__REQUIREMENTS__
Which lines contain the string "title"? Please list every one of them.

####

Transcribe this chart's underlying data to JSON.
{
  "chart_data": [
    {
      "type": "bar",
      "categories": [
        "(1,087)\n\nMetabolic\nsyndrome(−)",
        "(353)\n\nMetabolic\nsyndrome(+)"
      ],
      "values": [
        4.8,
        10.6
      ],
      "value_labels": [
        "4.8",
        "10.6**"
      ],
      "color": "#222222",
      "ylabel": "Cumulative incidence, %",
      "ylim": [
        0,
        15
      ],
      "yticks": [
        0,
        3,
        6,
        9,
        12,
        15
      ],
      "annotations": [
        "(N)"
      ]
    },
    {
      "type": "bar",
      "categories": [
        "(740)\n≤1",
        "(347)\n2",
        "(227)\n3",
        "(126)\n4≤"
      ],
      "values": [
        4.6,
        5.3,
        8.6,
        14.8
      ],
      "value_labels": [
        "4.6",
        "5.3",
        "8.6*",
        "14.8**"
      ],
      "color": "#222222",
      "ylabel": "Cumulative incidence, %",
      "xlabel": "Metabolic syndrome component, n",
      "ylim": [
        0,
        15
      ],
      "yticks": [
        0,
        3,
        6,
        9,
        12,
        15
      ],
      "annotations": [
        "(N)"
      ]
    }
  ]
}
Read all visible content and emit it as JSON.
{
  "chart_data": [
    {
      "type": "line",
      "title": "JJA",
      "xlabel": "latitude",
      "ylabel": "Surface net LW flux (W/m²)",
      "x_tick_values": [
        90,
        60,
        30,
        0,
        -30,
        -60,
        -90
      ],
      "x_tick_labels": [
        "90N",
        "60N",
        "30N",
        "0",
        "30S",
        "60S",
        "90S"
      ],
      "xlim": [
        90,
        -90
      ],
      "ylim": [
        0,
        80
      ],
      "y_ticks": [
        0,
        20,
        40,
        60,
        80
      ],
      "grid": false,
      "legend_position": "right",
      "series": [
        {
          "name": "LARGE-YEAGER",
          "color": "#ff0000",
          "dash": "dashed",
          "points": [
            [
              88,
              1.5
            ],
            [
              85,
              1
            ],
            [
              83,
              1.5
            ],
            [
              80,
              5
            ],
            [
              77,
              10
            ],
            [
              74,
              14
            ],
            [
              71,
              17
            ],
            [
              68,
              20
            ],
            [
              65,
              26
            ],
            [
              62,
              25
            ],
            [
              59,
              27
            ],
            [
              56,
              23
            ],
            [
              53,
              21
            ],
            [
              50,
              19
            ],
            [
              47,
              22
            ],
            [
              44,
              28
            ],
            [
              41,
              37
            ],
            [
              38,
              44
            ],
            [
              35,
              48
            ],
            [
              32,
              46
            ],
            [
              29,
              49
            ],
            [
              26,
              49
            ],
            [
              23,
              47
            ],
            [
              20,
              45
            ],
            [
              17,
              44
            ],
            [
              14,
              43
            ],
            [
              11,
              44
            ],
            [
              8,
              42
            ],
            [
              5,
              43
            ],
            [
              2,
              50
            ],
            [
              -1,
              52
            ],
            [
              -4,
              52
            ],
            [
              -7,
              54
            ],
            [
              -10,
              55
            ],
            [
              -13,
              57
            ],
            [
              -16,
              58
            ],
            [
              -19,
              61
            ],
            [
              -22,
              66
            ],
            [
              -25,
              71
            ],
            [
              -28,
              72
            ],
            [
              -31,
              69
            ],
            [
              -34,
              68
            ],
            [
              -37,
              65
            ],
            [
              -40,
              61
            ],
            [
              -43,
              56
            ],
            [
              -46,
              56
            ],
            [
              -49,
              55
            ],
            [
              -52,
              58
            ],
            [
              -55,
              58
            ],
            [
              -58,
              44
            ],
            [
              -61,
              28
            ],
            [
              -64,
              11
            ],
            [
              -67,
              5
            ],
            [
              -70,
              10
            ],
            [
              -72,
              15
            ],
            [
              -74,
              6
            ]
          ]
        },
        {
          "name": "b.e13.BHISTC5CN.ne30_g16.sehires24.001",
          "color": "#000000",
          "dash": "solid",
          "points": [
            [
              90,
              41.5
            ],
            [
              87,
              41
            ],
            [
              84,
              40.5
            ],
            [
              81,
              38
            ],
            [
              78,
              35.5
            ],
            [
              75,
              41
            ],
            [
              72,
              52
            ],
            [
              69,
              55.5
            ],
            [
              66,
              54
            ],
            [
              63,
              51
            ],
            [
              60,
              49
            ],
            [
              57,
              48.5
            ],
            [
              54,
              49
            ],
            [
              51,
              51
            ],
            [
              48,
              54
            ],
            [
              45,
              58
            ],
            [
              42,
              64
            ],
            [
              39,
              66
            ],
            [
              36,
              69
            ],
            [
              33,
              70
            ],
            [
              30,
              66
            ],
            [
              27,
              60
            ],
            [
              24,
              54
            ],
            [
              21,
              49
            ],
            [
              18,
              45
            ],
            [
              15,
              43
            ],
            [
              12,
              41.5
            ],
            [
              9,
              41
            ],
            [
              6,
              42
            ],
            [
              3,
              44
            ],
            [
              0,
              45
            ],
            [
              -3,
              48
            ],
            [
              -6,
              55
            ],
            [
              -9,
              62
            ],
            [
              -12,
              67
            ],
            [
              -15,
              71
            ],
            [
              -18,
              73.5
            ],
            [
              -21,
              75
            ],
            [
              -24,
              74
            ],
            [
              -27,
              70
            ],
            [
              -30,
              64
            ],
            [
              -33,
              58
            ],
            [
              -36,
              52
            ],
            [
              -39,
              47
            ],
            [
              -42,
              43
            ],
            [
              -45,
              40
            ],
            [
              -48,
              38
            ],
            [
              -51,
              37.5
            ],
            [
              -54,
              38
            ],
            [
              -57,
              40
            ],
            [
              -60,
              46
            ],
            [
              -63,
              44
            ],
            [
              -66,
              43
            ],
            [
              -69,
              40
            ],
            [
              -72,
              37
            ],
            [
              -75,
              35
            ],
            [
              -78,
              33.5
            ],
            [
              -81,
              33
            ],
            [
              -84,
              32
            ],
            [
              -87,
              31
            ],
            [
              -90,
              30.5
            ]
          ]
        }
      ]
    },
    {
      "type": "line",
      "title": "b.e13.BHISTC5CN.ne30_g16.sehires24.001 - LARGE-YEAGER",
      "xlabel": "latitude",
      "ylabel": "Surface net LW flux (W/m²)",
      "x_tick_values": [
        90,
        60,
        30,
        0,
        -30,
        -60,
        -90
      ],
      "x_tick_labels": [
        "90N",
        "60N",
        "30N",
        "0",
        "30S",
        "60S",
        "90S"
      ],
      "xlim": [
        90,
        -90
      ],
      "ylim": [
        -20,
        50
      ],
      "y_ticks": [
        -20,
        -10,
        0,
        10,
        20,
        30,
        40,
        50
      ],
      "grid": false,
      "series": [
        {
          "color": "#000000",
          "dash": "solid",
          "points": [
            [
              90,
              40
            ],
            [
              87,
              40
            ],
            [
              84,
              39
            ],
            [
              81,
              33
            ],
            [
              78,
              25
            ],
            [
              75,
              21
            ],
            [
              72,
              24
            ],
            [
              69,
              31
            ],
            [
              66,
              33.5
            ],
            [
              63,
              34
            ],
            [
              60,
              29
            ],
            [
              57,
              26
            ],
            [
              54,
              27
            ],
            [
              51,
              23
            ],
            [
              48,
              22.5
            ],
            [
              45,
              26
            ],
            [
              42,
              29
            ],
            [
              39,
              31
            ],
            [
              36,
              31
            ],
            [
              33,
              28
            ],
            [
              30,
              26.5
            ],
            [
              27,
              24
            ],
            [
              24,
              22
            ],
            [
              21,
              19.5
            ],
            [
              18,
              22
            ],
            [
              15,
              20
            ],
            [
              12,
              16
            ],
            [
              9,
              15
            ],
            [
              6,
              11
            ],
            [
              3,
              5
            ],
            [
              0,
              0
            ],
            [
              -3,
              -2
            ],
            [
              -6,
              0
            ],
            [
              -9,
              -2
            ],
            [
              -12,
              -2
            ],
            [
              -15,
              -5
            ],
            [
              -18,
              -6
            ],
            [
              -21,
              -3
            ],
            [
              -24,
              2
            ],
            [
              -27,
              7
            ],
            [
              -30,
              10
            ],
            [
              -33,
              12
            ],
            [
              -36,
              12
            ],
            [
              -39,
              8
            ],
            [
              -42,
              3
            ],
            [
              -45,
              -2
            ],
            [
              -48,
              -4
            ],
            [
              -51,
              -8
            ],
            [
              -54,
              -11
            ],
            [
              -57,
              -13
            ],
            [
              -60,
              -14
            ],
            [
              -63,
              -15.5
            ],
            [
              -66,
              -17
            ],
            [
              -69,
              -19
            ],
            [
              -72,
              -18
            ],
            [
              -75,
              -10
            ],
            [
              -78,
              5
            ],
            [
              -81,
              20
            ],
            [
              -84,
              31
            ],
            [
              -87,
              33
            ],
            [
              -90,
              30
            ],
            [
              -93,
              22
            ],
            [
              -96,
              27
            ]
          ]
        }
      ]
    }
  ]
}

####

__THE COMPLETED TASK__
      "title": "JJA",
      "title": "b.e13.BHISTC5CN.ne30_g16.sehires24.001 - LARGE-YEAGER",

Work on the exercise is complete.